Task description
Wherever the word "поштучный" appears in a line, copy that line.

• • • •

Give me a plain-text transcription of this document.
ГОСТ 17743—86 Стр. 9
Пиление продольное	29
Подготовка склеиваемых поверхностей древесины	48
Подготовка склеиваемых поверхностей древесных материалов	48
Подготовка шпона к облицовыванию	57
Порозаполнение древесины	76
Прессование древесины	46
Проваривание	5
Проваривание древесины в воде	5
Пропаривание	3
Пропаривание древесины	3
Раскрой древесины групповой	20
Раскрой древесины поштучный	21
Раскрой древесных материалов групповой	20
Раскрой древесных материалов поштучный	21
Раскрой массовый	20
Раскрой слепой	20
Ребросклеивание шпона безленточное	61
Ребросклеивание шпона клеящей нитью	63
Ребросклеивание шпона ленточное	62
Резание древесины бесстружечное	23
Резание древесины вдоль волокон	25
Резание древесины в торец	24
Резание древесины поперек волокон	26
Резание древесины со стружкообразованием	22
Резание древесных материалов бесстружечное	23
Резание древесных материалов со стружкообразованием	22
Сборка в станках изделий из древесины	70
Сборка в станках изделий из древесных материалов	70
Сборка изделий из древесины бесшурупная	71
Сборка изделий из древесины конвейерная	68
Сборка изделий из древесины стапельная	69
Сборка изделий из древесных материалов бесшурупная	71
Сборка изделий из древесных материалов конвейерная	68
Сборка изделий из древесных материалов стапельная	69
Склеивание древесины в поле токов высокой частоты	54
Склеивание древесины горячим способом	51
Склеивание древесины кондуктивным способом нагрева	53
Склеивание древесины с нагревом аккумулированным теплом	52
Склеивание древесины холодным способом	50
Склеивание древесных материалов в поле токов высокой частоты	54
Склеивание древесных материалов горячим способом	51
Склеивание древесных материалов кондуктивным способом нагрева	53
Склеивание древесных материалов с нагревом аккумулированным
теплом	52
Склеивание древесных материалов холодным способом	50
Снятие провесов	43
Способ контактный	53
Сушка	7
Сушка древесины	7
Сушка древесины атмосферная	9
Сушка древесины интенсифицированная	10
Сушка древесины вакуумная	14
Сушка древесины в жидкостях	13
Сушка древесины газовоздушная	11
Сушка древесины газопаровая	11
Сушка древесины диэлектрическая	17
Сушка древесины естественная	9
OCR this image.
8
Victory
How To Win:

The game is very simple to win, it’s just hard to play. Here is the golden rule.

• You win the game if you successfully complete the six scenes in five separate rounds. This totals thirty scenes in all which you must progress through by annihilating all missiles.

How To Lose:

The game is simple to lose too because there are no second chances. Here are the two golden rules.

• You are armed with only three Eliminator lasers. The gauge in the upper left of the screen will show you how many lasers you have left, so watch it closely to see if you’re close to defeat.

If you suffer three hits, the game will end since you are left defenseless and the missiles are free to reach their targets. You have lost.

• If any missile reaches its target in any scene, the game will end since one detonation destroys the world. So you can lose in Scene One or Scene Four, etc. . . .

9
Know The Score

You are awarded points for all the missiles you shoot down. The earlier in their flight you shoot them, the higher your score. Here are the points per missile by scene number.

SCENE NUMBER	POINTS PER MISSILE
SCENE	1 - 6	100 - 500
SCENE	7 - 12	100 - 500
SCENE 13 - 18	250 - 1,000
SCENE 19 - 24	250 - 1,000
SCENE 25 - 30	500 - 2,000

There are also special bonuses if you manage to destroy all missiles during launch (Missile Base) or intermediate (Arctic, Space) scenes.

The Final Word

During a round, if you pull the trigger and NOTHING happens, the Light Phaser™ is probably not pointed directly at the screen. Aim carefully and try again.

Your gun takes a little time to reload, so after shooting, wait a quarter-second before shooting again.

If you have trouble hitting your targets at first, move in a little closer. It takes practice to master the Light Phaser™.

• • • •

Correct response
Раскрой древесины поштучный	21
Раскрой древесных материалов поштучный	21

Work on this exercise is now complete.